### Exercise input:
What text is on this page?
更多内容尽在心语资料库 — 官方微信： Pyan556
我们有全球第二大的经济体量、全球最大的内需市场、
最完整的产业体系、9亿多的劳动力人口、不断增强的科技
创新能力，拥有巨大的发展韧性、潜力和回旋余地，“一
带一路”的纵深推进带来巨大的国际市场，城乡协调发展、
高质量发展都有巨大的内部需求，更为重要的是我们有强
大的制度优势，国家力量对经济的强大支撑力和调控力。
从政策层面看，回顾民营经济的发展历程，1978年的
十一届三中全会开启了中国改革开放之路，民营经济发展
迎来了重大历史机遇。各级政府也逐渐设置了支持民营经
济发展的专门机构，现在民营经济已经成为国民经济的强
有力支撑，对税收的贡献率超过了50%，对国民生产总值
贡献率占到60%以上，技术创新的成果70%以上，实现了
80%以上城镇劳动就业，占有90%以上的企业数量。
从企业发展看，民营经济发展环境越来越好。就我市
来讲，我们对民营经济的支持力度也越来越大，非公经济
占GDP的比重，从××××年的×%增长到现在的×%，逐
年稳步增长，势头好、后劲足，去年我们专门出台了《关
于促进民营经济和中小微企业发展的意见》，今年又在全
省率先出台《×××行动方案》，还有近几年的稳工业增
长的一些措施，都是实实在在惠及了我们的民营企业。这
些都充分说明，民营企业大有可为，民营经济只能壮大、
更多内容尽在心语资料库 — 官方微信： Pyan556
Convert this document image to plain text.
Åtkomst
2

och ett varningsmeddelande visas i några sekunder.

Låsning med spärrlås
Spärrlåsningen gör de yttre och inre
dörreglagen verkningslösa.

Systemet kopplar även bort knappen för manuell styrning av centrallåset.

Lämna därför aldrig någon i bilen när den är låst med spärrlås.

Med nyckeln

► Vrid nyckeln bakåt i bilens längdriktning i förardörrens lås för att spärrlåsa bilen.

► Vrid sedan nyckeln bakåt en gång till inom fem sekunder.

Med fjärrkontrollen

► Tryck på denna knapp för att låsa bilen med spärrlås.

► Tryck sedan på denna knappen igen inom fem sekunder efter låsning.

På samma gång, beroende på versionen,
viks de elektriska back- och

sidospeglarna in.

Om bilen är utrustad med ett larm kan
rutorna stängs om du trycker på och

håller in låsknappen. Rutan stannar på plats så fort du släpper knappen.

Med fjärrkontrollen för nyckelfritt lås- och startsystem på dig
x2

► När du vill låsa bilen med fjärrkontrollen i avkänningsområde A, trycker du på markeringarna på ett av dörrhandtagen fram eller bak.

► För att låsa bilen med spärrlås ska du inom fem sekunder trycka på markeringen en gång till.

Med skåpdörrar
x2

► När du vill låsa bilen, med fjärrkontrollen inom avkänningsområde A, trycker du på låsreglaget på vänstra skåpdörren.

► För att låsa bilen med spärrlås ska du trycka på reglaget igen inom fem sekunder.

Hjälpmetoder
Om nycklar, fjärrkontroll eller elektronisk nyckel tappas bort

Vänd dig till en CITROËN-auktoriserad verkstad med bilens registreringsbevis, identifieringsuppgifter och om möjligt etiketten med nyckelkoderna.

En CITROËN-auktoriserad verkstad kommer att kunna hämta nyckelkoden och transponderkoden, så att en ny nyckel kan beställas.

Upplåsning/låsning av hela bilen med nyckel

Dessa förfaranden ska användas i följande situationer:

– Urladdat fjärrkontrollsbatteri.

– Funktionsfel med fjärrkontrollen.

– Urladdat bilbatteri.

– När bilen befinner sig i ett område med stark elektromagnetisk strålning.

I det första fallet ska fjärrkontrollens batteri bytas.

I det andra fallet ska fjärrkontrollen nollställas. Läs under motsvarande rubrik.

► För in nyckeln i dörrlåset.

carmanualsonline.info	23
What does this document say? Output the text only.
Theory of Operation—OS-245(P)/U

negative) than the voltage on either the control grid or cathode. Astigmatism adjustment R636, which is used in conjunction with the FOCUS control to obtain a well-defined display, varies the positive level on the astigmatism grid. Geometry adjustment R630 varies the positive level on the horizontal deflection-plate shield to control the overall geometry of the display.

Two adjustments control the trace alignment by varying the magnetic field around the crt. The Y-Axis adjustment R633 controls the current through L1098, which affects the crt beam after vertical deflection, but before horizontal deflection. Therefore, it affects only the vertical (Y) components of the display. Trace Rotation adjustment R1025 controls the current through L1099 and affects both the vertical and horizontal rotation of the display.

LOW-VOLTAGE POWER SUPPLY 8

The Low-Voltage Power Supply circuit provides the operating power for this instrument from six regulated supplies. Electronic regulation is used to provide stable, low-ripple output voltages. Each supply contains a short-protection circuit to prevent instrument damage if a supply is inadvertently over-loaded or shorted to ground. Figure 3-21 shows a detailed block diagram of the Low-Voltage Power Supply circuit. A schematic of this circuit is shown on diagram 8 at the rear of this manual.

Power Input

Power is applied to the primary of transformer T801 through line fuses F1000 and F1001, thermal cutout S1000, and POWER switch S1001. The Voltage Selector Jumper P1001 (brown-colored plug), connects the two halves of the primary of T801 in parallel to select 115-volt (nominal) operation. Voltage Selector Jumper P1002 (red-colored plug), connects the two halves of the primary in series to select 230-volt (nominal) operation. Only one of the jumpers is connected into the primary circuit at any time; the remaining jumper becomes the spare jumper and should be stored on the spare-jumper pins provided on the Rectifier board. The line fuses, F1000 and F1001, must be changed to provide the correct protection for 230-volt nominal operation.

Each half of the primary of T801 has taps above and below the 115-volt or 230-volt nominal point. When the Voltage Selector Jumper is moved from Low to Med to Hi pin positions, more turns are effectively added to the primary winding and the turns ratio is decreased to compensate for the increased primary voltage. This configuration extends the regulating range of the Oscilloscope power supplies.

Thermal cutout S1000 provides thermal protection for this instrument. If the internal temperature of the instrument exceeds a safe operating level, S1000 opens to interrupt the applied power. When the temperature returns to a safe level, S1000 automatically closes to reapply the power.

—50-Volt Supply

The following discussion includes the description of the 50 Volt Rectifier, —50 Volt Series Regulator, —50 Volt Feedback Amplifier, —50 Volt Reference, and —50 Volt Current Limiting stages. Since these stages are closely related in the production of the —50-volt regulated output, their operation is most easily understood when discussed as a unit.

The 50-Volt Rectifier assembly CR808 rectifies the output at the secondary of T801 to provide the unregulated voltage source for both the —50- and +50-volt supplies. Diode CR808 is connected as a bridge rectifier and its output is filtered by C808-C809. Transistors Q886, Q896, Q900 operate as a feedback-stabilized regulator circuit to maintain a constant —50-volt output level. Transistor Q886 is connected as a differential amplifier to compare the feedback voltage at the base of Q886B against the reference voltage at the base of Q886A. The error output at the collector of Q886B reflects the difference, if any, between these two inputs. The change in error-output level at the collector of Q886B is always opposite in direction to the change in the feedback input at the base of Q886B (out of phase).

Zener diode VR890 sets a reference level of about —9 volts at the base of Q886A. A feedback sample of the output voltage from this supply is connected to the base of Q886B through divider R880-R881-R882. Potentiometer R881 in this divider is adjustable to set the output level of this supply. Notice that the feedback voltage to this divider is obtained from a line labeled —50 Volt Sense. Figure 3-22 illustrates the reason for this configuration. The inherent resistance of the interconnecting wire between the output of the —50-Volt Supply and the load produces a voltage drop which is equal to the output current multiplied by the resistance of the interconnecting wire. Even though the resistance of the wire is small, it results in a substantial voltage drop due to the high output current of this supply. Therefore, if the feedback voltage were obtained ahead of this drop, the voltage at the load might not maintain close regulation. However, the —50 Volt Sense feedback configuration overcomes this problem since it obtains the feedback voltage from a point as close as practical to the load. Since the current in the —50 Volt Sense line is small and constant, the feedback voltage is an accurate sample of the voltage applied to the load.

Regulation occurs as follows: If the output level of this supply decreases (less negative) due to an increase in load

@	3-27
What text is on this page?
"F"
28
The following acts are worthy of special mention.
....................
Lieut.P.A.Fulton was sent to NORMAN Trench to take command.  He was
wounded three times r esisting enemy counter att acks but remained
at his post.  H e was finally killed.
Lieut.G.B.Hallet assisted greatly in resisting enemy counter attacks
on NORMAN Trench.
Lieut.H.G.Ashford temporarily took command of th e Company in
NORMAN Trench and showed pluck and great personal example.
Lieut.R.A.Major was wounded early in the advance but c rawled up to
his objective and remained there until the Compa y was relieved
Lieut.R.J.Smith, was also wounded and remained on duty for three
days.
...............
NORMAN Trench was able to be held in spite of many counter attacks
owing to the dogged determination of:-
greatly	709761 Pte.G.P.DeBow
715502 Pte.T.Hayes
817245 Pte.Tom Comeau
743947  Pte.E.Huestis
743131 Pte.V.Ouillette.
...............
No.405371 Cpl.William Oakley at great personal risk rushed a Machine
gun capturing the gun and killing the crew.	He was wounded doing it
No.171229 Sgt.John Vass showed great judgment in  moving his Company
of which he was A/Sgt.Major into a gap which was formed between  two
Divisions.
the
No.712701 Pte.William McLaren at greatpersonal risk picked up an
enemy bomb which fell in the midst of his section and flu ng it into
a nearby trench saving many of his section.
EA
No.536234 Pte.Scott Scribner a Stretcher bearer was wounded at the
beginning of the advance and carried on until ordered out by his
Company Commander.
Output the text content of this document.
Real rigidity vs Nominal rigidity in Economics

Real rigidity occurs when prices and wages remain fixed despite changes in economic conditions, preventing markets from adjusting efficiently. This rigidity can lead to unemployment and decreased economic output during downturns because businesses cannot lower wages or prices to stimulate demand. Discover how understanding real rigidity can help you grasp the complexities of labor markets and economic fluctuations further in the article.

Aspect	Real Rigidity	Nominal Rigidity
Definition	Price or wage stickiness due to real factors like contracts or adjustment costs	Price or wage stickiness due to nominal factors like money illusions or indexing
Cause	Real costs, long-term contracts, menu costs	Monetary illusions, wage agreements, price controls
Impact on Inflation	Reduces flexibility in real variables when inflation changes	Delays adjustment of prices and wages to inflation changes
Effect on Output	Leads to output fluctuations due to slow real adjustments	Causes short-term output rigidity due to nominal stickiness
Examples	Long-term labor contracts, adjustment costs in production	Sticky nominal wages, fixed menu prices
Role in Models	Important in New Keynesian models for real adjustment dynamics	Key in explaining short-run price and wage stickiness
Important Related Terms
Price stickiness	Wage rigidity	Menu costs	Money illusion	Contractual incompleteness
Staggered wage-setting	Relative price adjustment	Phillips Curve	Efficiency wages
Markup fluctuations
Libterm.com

### Your goal:
Copy every line above that holds the word "wages".

### Completed exercise:
Real rigidity occurs when prices and wages remain fixed despite changes in economic conditions, preventing markets from adjusting efficiently. This rigidity can lead to unemployment and decreased economic output during downturns because businesses cannot lower wages or prices to stimulate demand. Discover how understanding real rigidity can help you grasp the complexities of labor markets and economic fluctuations further in the article.
Impact on Inflation	Reduces flexibility in real variables when inflation changes	Delays adjustment of prices and wages to inflation changes
Examples	Long-term labor contracts, adjustment costs in production	Sticky nominal wages, fixed menu prices
Staggered wage-setting	Relative price adjustment	Phillips Curve	Efficiency wages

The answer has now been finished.